Data entries
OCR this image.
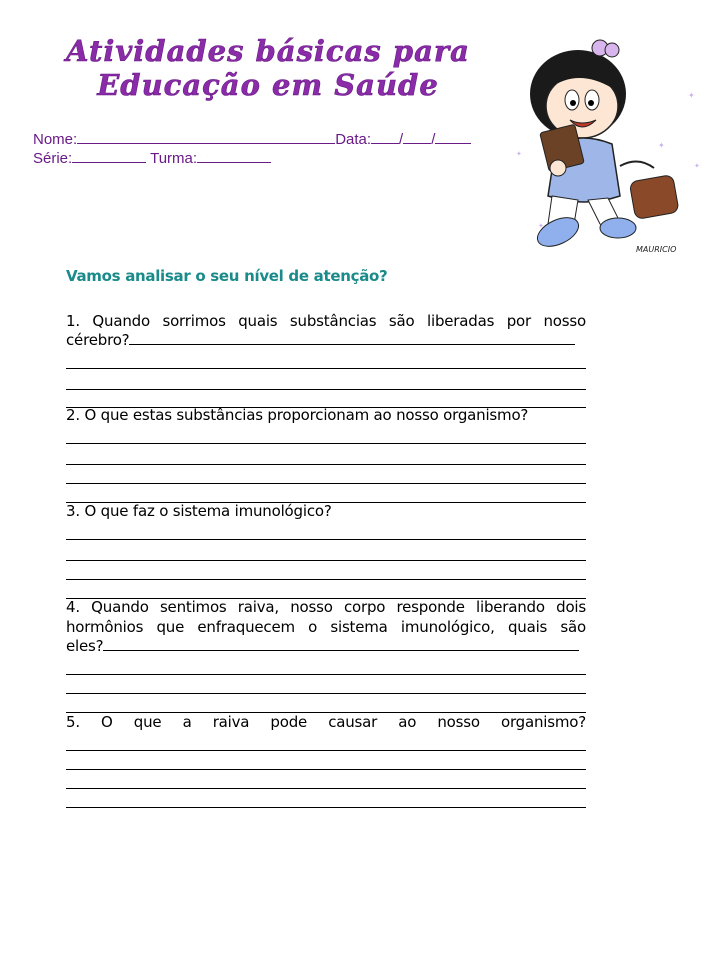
Atividades básicas para
Educação em Saúde
Nome:	Data: / /
Série:	Turma:
✦
✦
✦
✦
✦
MAURICIO
Vamos analisar o seu nível de atenção?
1. Quando sorrimos quais substâncias são liberadas por nosso
cérebro?
2. O que estas substâncias proporcionam ao nosso organismo?
3. O que faz o sistema imunológico?
4. Quando sentimos raiva, nosso corpo responde liberando dois
hormônios que enfraquecem o sistema imunológico, quais são
eles?
5. O que a raiva pode causar ao nosso organismo?
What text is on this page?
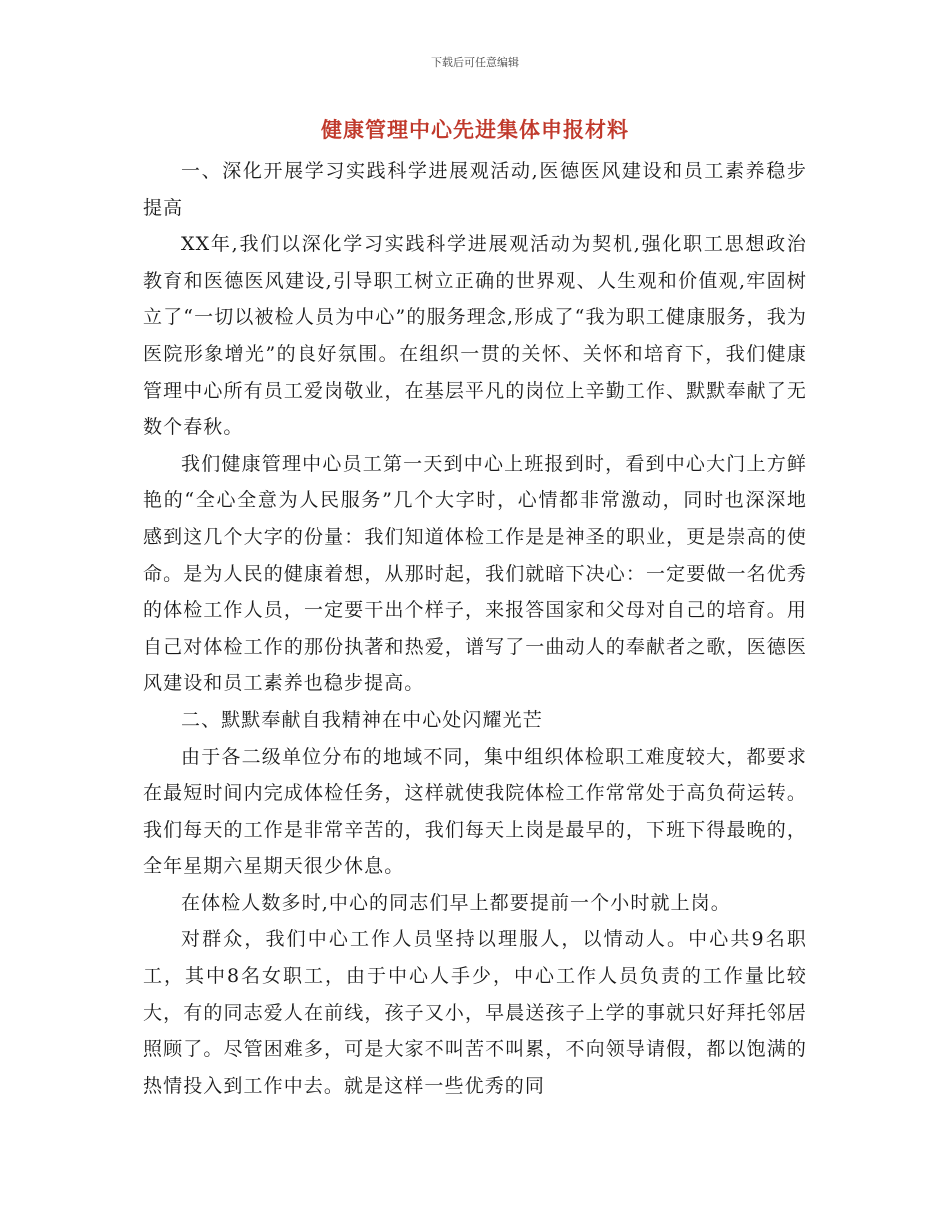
下载后可任意编辑
健康管理中心先进集体申报材料

一、深化开展学习实践科学进展观活动,医德医风建设和员工素养稳步提高

XX年,我们以深化学习实践科学进展观活动为契机,强化职工思想政治教育和医德医风建设,引导职工树立正确的世界观、人生观和价值观,牢固树立了“一切以被检人员为中心”的服务理念,形成了“我为职工健康服务，我为医院形象增光”的良好氛围。在组织一贯的关怀、关怀和培育下，我们健康管理中心所有员工爱岗敬业，在基层平凡的岗位上辛勤工作、默默奉献了无数个春秋。

我们健康管理中心员工第一天到中心上班报到时，看到中心大门上方鲜艳的“全心全意为人民服务”几个大字时，心情都非常激动，同时也深深地感到这几个大字的份量：我们知道体检工作是是神圣的职业，更是崇高的使命。是为人民的健康着想，从那时起，我们就暗下决心：一定要做一名优秀的体检工作人员，一定要干出个样子，来报答国家和父母对自己的培育。用自己对体检工作的那份执著和热爱，谱写了一曲动人的奉献者之歌，医德医风建设和员工素养也稳步提高。

二、默默奉献自我精神在中心处闪耀光芒

由于各二级单位分布的地域不同，集中组织体检职工难度较大，都要求在最短时间内完成体检任务，这样就使我院体检工作常常处于高负荷运转。我们每天的工作是非常辛苦的，我们每天上岗是最早的，下班下得最晚的，全年星期六星期天很少休息。

在体检人数多时,中心的同志们早上都要提前一个小时就上岗。

对群众，我们中心工作人员坚持以理服人，以情动人。中心共9名职工，其中8名女职工，由于中心人手少，中心工作人员负责的工作量比较大，有的同志爱人在前线，孩子又小，早晨送孩子上学的事就只好拜托邻居照顾了。尽管困难多，可是大家不叫苦不叫累，不向领导请假，都以饱满的热情投入到工作中去。就是这样一些优秀的同
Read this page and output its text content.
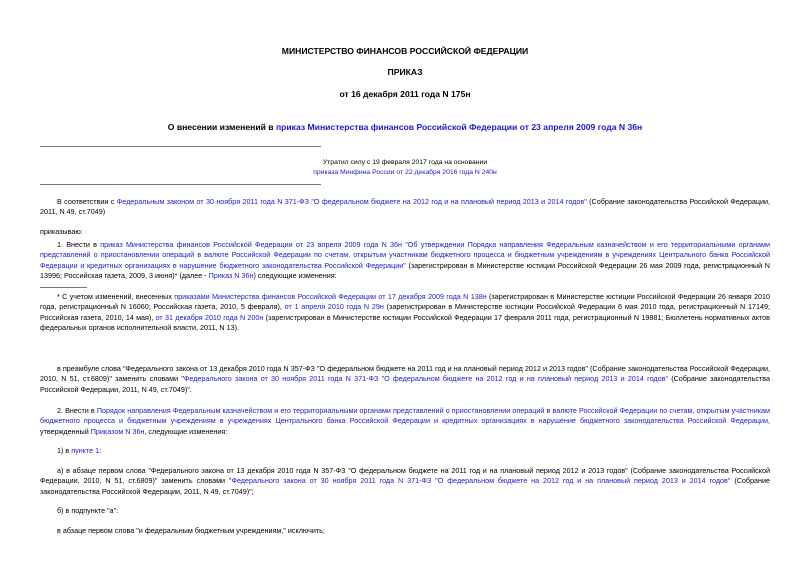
МИНИСТЕРСТВО ФИНАНСОВ РОССИЙСКОЙ ФЕДЕРАЦИИ
ПРИКАЗ
от 16 декабря 2011 года N 175н
О внесении изменений в приказ Министерства финансов Российской Федерации от 23 апреля 2009 года N 36н
Утратил силу с 19 февраля 2017 года на основании
приказа Минфина России от 22 декабря 2016 года N 240н
В соответствии с Федеральным законом от 30 ноября 2011 года N 371-ФЗ "О федеральном бюджете на 2012 год и на плановый период 2013 и 2014 годов" (Собрание законодательства Российской Федерации, 2011, N 49, ст.7049)
приказываю:
1. Внести в приказ Министерства финансов Российской Федерации от 23 апреля 2009 года N 36н "Об утверждении Порядка направления Федеральным казначейством и его территориальными органами представлений о приостановлении операций в валюте Российской Федерации по счетам, открытым участникам бюджетного процесса и бюджетным учреждениям в учреждениях Центрального банка Российской Федерации и кредитных организациях в нарушение бюджетного законодательства Российской Федерации" (зарегистрирован в Министерстве юстиции Российской Федерации 26 мая 2009 года, регистрационный N 13996; Российская газета, 2009, 3 июня)* (далее - Приказ N 36н) следующие изменения:
* С учетом изменений, внесенных приказами Министерства финансов Российской Федерации от 17 декабря 2009 года N 138н (зарегистрирован в Министерстве юстиции Российской Федерации 26 января 2010 года, регистрационный N 16060; Российская газета, 2010, 5 февраля), от 1 апреля 2010 года N 29н (зарегистрирован в Министерстве юстиции Российской Федерации 6 мая 2010 года, регистрационный N 17149; Российская газета, 2010, 14 мая), от 31 декабря 2010 года N 200н (зарегистрирован в Министерстве юстиции Российской Федерации 17 февраля 2011 года, регистрационный N 19881; Бюллетень нормативных актов федеральных органов исполнительной власти, 2011, N 13).
в преамбуле слова "Федерального закона от 13 декабря 2010 года N 357-ФЗ "О федеральном бюджете на 2011 год и на плановый период 2012 и 2013 годов" (Собрание законодательства Российской Федерации, 2010, N 51, ст.6809)" заменить словами "Федерального закона от 30 ноября 2011 года N 371-ФЗ "О федеральном бюджете на 2012 год и на плановый период 2013 и 2014 годов" (Собрание законодательства Российской Федерации, 2011, N 49, ст.7049)".
2. Внести в Порядок направления Федеральным казначейством и его территориальными органами представлений о приостановлении операций в валюте Российской Федерации по счетам, открытым участникам бюджетного процесса и бюджетным учреждениям в учреждениях Центрального банка Российской Федерации и кредитных организациях в нарушение бюджетного законодательства Российской Федерации, утвержденный Приказом N 36н, следующие изменения:
1) в пункте 1:
а) в абзаце первом слова "Федерального закона от 13 декабря 2010 года N 357-ФЗ "О федеральном бюджете на 2011 год и на плановый период 2012 и 2013 годов" (Собрание законодательства Российской Федерации, 2010, N 51, ст.6809)" заменить словами "Федерального закона от 30 ноября 2011 года N 371-ФЗ "О федеральном бюджете на 2012 год и на плановый период 2013 и 2014 годов" (Собрание законодательства Российской Федерации, 2011, N 49, ст.7049)";
б) в подпункте "а":
в абзаце первом слова "и федеральным бюджетным учреждениям," исключить;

## [Required task]
Locate all lines holding the word "банка", then copy them out.

## [Full solution]
1. Внести в приказ Министерства финансов Российской Федерации от 23 апреля 2009 года N 36н "Об утверждении Порядка направления Федеральным казначейством и его территориальными органами представлений о приостановлении операций в валюте Российской Федерации по счетам, открытым участникам бюджетного процесса и бюджетным учреждениям в учреждениях Центрального банка Российской Федерации и кредитных организациях в нарушение бюджетного законодательства Российской Федерации" (зарегистрирован в Министерстве юстиции Российской Федерации 26 мая 2009 года, регистрационный N 13996; Российская газета, 2009, 3 июня)* (далее - Приказ N 36н) следующие изменения:
2. Внести в Порядок направления Федеральным казначейством и его территориальными органами представлений о приостановлении операций в валюте Российской Федерации по счетам, открытым участникам бюджетного процесса и бюджетным учреждениям в учреждениях Центрального банка Российской Федерации и кредитных организациях в нарушение бюджетного законодательства Российской Федерации, утвержденный Приказом N 36н, следующие изменения:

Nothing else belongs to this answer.